What the exercise asks:
Write the listing out again, all of it, word for word.

Data items:
________________________________________

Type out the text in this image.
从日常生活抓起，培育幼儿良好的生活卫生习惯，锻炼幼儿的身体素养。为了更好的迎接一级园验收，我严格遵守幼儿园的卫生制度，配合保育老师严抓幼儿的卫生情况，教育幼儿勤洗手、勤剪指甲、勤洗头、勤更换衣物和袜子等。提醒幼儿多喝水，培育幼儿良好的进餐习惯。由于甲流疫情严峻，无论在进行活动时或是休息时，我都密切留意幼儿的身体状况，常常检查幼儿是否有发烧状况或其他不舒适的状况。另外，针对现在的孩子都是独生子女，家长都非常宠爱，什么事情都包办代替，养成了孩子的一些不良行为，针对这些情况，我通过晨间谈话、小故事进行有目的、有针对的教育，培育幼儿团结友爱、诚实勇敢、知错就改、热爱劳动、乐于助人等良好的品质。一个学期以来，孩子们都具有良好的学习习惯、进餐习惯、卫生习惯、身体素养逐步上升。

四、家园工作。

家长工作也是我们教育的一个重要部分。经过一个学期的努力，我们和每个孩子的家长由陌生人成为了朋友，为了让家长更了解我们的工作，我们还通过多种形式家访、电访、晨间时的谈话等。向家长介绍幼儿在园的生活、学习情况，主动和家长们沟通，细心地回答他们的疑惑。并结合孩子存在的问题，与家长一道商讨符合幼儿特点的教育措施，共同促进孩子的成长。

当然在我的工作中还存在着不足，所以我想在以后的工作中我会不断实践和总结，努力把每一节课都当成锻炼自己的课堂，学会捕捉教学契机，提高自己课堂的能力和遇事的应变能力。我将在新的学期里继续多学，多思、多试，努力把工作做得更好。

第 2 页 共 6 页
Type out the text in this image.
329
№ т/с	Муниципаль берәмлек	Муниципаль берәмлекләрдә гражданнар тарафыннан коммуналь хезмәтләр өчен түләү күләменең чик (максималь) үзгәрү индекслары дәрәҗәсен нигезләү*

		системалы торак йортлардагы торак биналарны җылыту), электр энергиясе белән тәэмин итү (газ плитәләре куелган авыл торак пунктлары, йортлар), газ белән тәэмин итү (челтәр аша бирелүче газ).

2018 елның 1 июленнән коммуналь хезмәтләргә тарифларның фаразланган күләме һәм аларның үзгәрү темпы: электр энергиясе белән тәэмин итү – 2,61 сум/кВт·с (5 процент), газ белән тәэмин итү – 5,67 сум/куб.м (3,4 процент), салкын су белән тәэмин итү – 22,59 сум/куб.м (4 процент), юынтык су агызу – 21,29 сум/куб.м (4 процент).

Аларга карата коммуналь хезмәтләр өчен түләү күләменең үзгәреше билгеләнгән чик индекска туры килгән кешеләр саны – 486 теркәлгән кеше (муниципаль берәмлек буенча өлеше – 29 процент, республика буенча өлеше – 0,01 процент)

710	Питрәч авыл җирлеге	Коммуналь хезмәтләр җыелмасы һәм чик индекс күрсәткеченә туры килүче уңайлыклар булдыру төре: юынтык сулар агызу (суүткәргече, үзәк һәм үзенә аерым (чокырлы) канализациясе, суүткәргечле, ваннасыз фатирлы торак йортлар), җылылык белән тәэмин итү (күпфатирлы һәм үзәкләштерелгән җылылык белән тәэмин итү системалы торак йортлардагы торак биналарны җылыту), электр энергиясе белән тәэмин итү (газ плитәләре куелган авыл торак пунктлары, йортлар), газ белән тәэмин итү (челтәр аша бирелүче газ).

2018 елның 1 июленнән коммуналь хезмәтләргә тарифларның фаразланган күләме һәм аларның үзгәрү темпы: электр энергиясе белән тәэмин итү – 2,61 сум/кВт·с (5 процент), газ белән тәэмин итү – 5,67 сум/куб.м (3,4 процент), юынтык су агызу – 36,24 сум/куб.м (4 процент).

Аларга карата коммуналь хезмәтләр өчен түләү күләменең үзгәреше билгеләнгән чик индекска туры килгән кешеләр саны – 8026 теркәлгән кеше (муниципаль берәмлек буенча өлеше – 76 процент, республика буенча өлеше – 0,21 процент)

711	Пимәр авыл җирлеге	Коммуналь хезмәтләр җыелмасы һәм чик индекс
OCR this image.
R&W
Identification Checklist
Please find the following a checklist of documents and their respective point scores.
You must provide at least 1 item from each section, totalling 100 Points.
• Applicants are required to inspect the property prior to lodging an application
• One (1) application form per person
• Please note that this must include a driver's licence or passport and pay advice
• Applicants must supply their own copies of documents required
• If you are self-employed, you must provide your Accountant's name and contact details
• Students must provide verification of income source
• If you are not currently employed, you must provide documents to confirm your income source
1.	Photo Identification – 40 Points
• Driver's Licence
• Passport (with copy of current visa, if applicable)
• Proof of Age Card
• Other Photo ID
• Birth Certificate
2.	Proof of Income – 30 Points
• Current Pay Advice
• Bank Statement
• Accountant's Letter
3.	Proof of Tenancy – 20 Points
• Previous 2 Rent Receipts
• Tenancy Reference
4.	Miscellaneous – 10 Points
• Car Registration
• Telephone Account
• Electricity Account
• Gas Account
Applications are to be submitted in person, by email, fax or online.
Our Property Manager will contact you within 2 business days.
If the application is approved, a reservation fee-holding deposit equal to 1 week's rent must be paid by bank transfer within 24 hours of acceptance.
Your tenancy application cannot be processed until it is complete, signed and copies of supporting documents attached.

________________________________________

Task response:
Type out the text in this image.
从日常生活抓起，培育幼儿良好的生活卫生习惯，锻炼幼儿的身体素养。为了更好的迎接一级园验收，我严格遵守幼儿园的卫生制度，配合保育老师严抓幼儿的卫生情况，教育幼儿勤洗手、勤剪指甲、勤洗头、勤更换衣物和袜子等。提醒幼儿多喝水，培育幼儿良好的进餐习惯。由于甲流疫情严峻，无论在进行活动时或是休息时，我都密切留意幼儿的身体状况，常常检查幼儿是否有发烧状况或其他不舒适的状况。另外，针对现在的孩子都是独生子女，家长都非常宠爱，什么事情都包办代替，养成了孩子的一些不良行为，针对这些情况，我通过晨间谈话、小故事进行有目的、有针对的教育，培育幼儿团结友爱、诚实勇敢、知错就改、热爱劳动、乐于助人等良好的品质。一个学期以来，孩子们都具有良好的学习习惯、进餐习惯、卫生习惯、身体素养逐步上升。

四、家园工作。

家长工作也是我们教育的一个重要部分。经过一个学期的努力，我们和每个孩子的家长由陌生人成为了朋友，为了让家长更了解我们的工作，我们还通过多种形式家访、电访、晨间时的谈话等。向家长介绍幼儿在园的生活、学习情况，主动和家长们沟通，细心地回答他们的疑惑。并结合孩子存在的问题，与家长一道商讨符合幼儿特点的教育措施，共同促进孩子的成长。

当然在我的工作中还存在着不足，所以我想在以后的工作中我会不断实践和总结，努力把每一节课都当成锻炼自己的课堂，学会捕捉教学契机，提高自己课堂的能力和遇事的应变能力。我将在新的学期里继续多学，多思、多试，努力把工作做得更好。

第 2 页 共 6 页
Type out the text in this image.
329
№ т/с	Муниципаль берәмлек	Муниципаль берәмлекләрдә гражданнар тарафыннан коммуналь хезмәтләр өчен түләү күләменең чик (максималь) үзгәрү индекслары дәрәҗәсен нигезләү*

		системалы торак йортлардагы торак биналарны җылыту), электр энергиясе белән тәэмин итү (газ плитәләре куелган авыл торак пунктлары, йортлар), газ белән тәэмин итү (челтәр аша бирелүче газ).

2018 елның 1 июленнән коммуналь хезмәтләргә тарифларның фаразланган күләме һәм аларның үзгәрү темпы: электр энергиясе белән тәэмин итү – 2,61 сум/кВт·с (5 процент), газ белән тәэмин итү – 5,67 сум/куб.м (3,4 процент), салкын су белән тәэмин итү – 22,59 сум/куб.м (4 процент), юынтык су агызу – 21,29 сум/куб.м (4 процент).

Аларга карата коммуналь хезмәтләр өчен түләү күләменең үзгәреше билгеләнгән чик индекска туры килгән кешеләр саны – 486 теркәлгән кеше (муниципаль берәмлек буенча өлеше – 29 процент, республика буенча өлеше – 0,01 процент)

710	Питрәч авыл җирлеге	Коммуналь хезмәтләр җыелмасы һәм чик индекс күрсәткеченә туры килүче уңайлыклар булдыру төре: юынтык сулар агызу (суүткәргече, үзәк һәм үзенә аерым (чокырлы) канализациясе, суүткәргечле, ваннасыз фатирлы торак йортлар), җылылык белән тәэмин итү (күпфатирлы һәм үзәкләштерелгән җылылык белән тәэмин итү системалы торак йортлардагы торак биналарны җылыту), электр энергиясе белән тәэмин итү (газ плитәләре куелган авыл торак пунктлары, йортлар), газ белән тәэмин итү (челтәр аша бирелүче газ).

2018 елның 1 июленнән коммуналь хезмәтләргә тарифларның фаразланган күләме һәм аларның үзгәрү темпы: электр энергиясе белән тәэмин итү – 2,61 сум/кВт·с (5 процент), газ белән тәэмин итү – 5,67 сум/куб.м (3,4 процент), юынтык су агызу – 36,24 сум/куб.м (4 процент).

Аларга карата коммуналь хезмәтләр өчен түләү күләменең үзгәреше билгеләнгән чик индекска туры килгән кешеләр саны – 8026 теркәлгән кеше (муниципаль берәмлек буенча өлеше – 76 процент, республика буенча өлеше – 0,21 процент)

711	Пимәр авыл җирлеге	Коммуналь хезмәтләр җыелмасы һәм чик индекс
OCR this image.
R&W
Identification Checklist
Please find the following a checklist of documents and their respective point scores.
You must provide at least 1 item from each section, totalling 100 Points.
• Applicants are required to inspect the property prior to lodging an application
• One (1) application form per person
• Please note that this must include a driver's licence or passport and pay advice
• Applicants must supply their own copies of documents required
• If you are self-employed, you must provide your Accountant's name and contact details
• Students must provide verification of income source
• If you are not currently employed, you must provide documents to confirm your income source
1.	Photo Identification – 40 Points
• Driver's Licence
• Passport (with copy of current visa, if applicable)
• Proof of Age Card
• Other Photo ID
• Birth Certificate
2.	Proof of Income – 30 Points
• Current Pay Advice
• Bank Statement
• Accountant's Letter
3.	Proof of Tenancy – 20 Points
• Previous 2 Rent Receipts
• Tenancy Reference
4.	Miscellaneous – 10 Points
• Car Registration
• Telephone Account
• Electricity Account
• Gas Account
Applications are to be submitted in person, by email, fax or online.
Our Property Manager will contact you within 2 business days.
If the application is approved, a reservation fee-holding deposit equal to 1 week's rent must be paid by bank transfer within 24 hours of acceptance.
Your tenancy application cannot be processed until it is complete, signed and copies of supporting documents attached.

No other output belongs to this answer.